AIM: Nothing but the line with "Convert this chart" and the lines after it, through the end of the records below, is to be repeated, exactly as it is.

INFORMATION SUPPLIED:
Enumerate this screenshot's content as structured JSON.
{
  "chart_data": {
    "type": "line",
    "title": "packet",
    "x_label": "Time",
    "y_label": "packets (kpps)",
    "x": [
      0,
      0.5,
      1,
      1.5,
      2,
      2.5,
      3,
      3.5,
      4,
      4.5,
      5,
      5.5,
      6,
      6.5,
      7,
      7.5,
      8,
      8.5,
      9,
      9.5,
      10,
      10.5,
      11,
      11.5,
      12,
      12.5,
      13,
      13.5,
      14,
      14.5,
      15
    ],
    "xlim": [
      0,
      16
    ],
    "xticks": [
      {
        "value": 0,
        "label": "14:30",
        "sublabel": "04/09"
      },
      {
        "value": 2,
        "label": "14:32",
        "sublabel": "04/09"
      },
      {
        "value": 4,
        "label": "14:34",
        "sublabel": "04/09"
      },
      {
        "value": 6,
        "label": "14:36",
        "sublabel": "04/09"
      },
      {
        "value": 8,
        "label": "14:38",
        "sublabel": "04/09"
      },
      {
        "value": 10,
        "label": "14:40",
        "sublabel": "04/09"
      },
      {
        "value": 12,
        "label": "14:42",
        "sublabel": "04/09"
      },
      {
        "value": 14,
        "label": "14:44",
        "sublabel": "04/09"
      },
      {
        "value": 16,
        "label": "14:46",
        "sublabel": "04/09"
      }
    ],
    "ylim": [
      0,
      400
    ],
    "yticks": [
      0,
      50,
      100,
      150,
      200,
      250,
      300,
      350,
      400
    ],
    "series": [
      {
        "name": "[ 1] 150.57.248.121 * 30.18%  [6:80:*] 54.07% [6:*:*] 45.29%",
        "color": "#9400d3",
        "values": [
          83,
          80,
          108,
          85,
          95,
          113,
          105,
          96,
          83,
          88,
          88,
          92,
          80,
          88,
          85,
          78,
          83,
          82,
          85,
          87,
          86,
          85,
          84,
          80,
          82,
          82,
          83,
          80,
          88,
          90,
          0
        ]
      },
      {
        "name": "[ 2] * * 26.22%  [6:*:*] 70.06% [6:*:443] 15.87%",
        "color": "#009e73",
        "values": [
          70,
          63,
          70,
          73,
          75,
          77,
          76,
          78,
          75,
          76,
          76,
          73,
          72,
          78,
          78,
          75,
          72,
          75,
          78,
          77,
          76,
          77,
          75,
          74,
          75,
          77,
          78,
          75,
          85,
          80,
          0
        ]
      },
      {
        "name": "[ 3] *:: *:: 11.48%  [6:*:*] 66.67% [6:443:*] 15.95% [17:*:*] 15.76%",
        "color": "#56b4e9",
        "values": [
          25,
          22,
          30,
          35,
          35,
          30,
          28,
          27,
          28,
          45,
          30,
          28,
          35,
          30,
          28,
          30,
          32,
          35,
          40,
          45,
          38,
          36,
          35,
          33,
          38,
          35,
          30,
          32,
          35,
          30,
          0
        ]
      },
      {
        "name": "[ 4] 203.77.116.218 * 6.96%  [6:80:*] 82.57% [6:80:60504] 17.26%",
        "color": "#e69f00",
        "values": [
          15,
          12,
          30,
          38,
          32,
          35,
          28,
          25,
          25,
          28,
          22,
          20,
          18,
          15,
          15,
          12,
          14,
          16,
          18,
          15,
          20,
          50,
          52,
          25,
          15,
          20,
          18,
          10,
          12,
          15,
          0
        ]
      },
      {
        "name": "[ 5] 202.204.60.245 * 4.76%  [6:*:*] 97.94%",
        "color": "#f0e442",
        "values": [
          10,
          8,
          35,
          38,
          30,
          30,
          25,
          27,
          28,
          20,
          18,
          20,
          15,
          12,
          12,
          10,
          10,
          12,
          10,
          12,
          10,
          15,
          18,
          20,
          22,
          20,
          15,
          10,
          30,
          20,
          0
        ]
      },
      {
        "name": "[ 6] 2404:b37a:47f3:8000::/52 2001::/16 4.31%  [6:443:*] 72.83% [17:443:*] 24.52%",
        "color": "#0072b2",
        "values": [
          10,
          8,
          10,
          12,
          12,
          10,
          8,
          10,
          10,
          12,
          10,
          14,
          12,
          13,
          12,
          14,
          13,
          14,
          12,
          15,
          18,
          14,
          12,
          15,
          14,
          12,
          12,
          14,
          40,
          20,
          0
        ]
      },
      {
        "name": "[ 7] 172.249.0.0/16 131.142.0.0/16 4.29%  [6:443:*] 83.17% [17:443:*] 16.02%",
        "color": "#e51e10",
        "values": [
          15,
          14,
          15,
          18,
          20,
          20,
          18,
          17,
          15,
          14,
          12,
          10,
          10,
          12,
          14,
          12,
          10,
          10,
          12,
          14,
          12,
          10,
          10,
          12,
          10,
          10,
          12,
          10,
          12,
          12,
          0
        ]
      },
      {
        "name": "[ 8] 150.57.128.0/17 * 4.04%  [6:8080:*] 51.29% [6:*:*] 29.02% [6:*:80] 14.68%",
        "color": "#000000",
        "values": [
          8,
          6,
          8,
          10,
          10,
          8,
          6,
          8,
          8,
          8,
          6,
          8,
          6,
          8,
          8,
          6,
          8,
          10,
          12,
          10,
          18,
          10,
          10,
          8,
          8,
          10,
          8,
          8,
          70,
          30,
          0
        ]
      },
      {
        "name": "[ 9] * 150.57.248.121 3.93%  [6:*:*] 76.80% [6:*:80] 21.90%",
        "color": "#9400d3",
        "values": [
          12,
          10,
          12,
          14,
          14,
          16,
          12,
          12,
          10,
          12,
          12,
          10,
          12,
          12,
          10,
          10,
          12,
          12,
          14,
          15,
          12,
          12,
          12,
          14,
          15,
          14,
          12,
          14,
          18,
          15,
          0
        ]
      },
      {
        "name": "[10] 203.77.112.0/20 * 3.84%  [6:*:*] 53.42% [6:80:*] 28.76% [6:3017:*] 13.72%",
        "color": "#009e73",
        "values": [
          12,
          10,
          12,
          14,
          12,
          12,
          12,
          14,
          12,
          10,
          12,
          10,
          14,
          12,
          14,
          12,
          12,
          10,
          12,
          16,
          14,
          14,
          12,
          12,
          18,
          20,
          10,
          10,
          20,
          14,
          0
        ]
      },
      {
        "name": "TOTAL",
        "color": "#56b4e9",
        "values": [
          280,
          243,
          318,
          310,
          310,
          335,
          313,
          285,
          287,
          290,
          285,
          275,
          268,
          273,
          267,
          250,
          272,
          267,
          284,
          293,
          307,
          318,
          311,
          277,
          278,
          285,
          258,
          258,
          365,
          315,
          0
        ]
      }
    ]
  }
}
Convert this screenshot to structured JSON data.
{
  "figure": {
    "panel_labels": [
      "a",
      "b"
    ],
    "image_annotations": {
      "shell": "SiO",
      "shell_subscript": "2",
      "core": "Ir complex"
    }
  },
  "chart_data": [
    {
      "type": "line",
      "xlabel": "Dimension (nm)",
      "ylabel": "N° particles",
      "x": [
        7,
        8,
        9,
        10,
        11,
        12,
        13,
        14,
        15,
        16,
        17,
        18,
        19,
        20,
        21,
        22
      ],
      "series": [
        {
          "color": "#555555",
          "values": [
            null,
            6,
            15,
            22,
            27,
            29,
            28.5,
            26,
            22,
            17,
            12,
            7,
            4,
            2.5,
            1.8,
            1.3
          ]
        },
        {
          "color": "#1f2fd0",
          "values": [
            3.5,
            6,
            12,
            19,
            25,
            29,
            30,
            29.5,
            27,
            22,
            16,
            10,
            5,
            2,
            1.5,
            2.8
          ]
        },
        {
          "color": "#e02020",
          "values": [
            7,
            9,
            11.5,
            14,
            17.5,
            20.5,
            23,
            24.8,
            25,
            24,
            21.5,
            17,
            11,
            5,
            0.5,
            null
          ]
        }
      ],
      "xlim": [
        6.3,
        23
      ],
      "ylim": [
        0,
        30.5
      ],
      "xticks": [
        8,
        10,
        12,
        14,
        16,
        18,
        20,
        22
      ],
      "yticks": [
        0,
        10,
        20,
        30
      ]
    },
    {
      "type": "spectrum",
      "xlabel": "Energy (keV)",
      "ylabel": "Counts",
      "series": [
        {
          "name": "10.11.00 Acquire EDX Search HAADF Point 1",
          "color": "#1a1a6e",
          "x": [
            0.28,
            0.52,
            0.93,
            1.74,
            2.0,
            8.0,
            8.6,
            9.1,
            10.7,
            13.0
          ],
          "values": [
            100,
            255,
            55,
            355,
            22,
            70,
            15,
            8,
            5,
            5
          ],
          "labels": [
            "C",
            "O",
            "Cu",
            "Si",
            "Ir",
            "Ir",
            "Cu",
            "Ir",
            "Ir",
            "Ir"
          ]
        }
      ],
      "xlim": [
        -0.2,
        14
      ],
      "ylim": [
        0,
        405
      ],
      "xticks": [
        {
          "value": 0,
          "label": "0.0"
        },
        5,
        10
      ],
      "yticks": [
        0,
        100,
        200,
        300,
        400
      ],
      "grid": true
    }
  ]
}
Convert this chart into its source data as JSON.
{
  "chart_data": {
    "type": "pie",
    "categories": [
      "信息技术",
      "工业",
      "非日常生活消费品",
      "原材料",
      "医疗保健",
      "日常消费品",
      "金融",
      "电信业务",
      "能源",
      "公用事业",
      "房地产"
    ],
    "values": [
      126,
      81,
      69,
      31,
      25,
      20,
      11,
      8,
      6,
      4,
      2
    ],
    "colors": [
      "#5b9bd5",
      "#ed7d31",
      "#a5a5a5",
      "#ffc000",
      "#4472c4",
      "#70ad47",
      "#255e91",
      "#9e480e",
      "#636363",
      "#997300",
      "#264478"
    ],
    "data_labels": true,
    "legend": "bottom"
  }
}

CORRECT RESULT:
Convert this chart into its source data as JSON.
{
  "chart_data": {
    "type": "pie",
    "categories": [
      "信息技术",
      "工业",
      "非日常生活消费品",
      "原材料",
      "医疗保健",
      "日常消费品",
      "金融",
      "电信业务",
      "能源",
      "公用事业",
      "房地产"
    ],
    "values": [
      126,
      81,
      69,
      31,
      25,
      20,
      11,
      8,
      6,
      4,
      2
    ],
    "colors": [
      "#5b9bd5",
      "#ed7d31",
      "#a5a5a5",
      "#ffc000",
      "#4472c4",
      "#70ad47",
      "#255e91",
      "#9e480e",
      "#636363",
      "#997300",
      "#264478"
    ],
    "data_labels": true,
    "legend": "bottom"
  }
}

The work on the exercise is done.